#### DATA SHOWN
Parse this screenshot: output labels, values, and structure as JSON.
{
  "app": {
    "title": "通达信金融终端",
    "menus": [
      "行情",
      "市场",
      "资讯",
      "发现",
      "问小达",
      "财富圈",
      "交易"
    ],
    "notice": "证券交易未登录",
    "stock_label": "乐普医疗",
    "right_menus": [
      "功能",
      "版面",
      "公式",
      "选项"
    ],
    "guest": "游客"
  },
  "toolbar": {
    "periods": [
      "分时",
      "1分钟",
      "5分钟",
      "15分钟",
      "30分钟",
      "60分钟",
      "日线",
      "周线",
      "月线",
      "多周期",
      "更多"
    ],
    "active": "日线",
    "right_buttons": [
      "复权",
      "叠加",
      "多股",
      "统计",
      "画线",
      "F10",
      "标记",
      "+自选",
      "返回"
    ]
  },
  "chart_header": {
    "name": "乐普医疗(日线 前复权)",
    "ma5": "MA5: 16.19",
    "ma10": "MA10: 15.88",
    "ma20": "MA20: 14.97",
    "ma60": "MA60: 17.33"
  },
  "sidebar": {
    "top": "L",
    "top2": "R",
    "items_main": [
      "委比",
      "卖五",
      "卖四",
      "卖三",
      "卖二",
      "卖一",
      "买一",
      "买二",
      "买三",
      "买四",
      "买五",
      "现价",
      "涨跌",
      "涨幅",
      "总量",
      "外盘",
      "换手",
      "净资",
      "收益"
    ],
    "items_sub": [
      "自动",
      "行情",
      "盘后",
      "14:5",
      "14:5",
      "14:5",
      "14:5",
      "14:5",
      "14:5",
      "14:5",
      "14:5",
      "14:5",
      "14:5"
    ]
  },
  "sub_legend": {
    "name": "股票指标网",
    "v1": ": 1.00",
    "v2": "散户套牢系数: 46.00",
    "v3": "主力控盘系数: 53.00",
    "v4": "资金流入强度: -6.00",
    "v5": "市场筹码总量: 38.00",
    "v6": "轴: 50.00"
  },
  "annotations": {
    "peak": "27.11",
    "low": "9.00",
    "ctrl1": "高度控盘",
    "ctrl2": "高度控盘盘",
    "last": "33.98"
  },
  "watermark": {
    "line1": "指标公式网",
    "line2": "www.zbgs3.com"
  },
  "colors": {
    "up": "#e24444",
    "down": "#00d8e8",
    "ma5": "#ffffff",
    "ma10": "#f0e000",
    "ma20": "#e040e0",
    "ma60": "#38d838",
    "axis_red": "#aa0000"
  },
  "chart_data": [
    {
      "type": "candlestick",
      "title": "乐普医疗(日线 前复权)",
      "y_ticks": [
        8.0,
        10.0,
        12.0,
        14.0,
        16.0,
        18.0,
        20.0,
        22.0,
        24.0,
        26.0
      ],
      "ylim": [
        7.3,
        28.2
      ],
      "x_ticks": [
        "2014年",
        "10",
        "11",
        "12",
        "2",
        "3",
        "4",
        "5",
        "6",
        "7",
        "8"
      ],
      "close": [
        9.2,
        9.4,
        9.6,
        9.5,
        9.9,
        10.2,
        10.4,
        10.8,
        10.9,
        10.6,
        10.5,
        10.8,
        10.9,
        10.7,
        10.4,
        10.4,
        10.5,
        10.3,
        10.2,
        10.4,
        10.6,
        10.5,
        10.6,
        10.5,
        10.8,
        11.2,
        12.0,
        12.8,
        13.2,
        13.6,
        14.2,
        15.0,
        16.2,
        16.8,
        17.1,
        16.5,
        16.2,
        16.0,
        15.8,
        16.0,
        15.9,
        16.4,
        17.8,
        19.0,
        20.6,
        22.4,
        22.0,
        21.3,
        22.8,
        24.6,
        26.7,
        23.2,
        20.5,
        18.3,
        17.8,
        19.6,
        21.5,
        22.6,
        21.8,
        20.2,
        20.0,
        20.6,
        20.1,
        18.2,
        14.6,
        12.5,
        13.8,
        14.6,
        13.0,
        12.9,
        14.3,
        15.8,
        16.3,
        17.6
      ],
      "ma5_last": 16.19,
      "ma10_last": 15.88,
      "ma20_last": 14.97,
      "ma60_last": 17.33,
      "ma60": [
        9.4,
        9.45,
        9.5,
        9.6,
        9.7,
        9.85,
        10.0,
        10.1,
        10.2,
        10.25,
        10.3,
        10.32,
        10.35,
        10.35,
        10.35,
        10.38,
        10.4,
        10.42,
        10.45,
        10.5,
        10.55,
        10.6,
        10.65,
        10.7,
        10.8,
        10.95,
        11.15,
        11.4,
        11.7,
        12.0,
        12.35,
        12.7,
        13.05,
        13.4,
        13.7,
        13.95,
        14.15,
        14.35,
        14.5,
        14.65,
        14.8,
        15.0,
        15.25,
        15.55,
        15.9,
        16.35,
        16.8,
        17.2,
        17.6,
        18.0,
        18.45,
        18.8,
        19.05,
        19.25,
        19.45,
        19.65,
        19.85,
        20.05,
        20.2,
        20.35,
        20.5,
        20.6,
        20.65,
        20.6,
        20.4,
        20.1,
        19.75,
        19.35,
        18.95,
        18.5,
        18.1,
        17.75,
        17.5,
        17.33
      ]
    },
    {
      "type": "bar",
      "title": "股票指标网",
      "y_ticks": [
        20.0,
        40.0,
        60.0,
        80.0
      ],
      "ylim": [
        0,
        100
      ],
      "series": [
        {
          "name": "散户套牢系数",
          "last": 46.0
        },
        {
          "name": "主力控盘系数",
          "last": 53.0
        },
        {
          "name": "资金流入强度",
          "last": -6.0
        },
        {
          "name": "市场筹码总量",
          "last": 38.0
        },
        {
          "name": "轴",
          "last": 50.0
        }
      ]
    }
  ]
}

#### GIVEN REQUEST
Every line above needs to be retyped exactly.

#### OUTPUT FOR THIS TASK
Parse this screenshot: output labels, values, and structure as JSON.
{
  "app": {
    "title": "通达信金融终端",
    "menus": [
      "行情",
      "市场",
      "资讯",
      "发现",
      "问小达",
      "财富圈",
      "交易"
    ],
    "notice": "证券交易未登录",
    "stock_label": "乐普医疗",
    "right_menus": [
      "功能",
      "版面",
      "公式",
      "选项"
    ],
    "guest": "游客"
  },
  "toolbar": {
    "periods": [
      "分时",
      "1分钟",
      "5分钟",
      "15分钟",
      "30分钟",
      "60分钟",
      "日线",
      "周线",
      "月线",
      "多周期",
      "更多"
    ],
    "active": "日线",
    "right_buttons": [
      "复权",
      "叠加",
      "多股",
      "统计",
      "画线",
      "F10",
      "标记",
      "+自选",
      "返回"
    ]
  },
  "chart_header": {
    "name": "乐普医疗(日线 前复权)",
    "ma5": "MA5: 16.19",
    "ma10": "MA10: 15.88",
    "ma20": "MA20: 14.97",
    "ma60": "MA60: 17.33"
  },
  "sidebar": {
    "top": "L",
    "top2": "R",
    "items_main": [
      "委比",
      "卖五",
      "卖四",
      "卖三",
      "卖二",
      "卖一",
      "买一",
      "买二",
      "买三",
      "买四",
      "买五",
      "现价",
      "涨跌",
      "涨幅",
      "总量",
      "外盘",
      "换手",
      "净资",
      "收益"
    ],
    "items_sub": [
      "自动",
      "行情",
      "盘后",
      "14:5",
      "14:5",
      "14:5",
      "14:5",
      "14:5",
      "14:5",
      "14:5",
      "14:5",
      "14:5",
      "14:5"
    ]
  },
  "sub_legend": {
    "name": "股票指标网",
    "v1": ": 1.00",
    "v2": "散户套牢系数: 46.00",
    "v3": "主力控盘系数: 53.00",
    "v4": "资金流入强度: -6.00",
    "v5": "市场筹码总量: 38.00",
    "v6": "轴: 50.00"
  },
  "annotations": {
    "peak": "27.11",
    "low": "9.00",
    "ctrl1": "高度控盘",
    "ctrl2": "高度控盘盘",
    "last": "33.98"
  },
  "watermark": {
    "line1": "指标公式网",
    "line2": "www.zbgs3.com"
  },
  "colors": {
    "up": "#e24444",
    "down": "#00d8e8",
    "ma5": "#ffffff",
    "ma10": "#f0e000",
    "ma20": "#e040e0",
    "ma60": "#38d838",
    "axis_red": "#aa0000"
  },
  "chart_data": [
    {
      "type": "candlestick",
      "title": "乐普医疗(日线 前复权)",
      "y_ticks": [
        8.0,
        10.0,
        12.0,
        14.0,
        16.0,
        18.0,
        20.0,
        22.0,
        24.0,
        26.0
      ],
      "ylim": [
        7.3,
        28.2
      ],
      "x_ticks": [
        "2014年",
        "10",
        "11",
        "12",
        "2",
        "3",
        "4",
        "5",
        "6",
        "7",
        "8"
      ],
      "close": [
        9.2,
        9.4,
        9.6,
        9.5,
        9.9,
        10.2,
        10.4,
        10.8,
        10.9,
        10.6,
        10.5,
        10.8,
        10.9,
        10.7,
        10.4,
        10.4,
        10.5,
        10.3,
        10.2,
        10.4,
        10.6,
        10.5,
        10.6,
        10.5,
        10.8,
        11.2,
        12.0,
        12.8,
        13.2,
        13.6,
        14.2,
        15.0,
        16.2,
        16.8,
        17.1,
        16.5,
        16.2,
        16.0,
        15.8,
        16.0,
        15.9,
        16.4,
        17.8,
        19.0,
        20.6,
        22.4,
        22.0,
        21.3,
        22.8,
        24.6,
        26.7,
        23.2,
        20.5,
        18.3,
        17.8,
        19.6,
        21.5,
        22.6,
        21.8,
        20.2,
        20.0,
        20.6,
        20.1,
        18.2,
        14.6,
        12.5,
        13.8,
        14.6,
        13.0,
        12.9,
        14.3,
        15.8,
        16.3,
        17.6
      ],
      "ma5_last": 16.19,
      "ma10_last": 15.88,
      "ma20_last": 14.97,
      "ma60_last": 17.33,
      "ma60": [
        9.4,
        9.45,
        9.5,
        9.6,
        9.7,
        9.85,
        10.0,
        10.1,
        10.2,
        10.25,
        10.3,
        10.32,
        10.35,
        10.35,
        10.35,
        10.38,
        10.4,
        10.42,
        10.45,
        10.5,
        10.55,
        10.6,
        10.65,
        10.7,
        10.8,
        10.95,
        11.15,
        11.4,
        11.7,
        12.0,
        12.35,
        12.7,
        13.05,
        13.4,
        13.7,
        13.95,
        14.15,
        14.35,
        14.5,
        14.65,
        14.8,
        15.0,
        15.25,
        15.55,
        15.9,
        16.35,
        16.8,
        17.2,
        17.6,
        18.0,
        18.45,
        18.8,
        19.05,
        19.25,
        19.45,
        19.65,
        19.85,
        20.05,
        20.2,
        20.35,
        20.5,
        20.6,
        20.65,
        20.6,
        20.4,
        20.1,
        19.75,
        19.35,
        18.95,
        18.5,
        18.1,
        17.75,
        17.5,
        17.33
      ]
    },
    {
      "type": "bar",
      "title": "股票指标网",
      "y_ticks": [
        20.0,
        40.0,
        60.0,
        80.0
      ],
      "ylim": [
        0,
        100
      ],
      "series": [
        {
          "name": "散户套牢系数",
          "last": 46.0
        },
        {
          "name": "主力控盘系数",
          "last": 53.0
        },
        {
          "name": "资金流入强度",
          "last": -6.0
        },
        {
          "name": "市场筹码总量",
          "last": 38.0
        },
        {
          "name": "轴",
          "last": 50.0
        }
      ]
    }
  ]
}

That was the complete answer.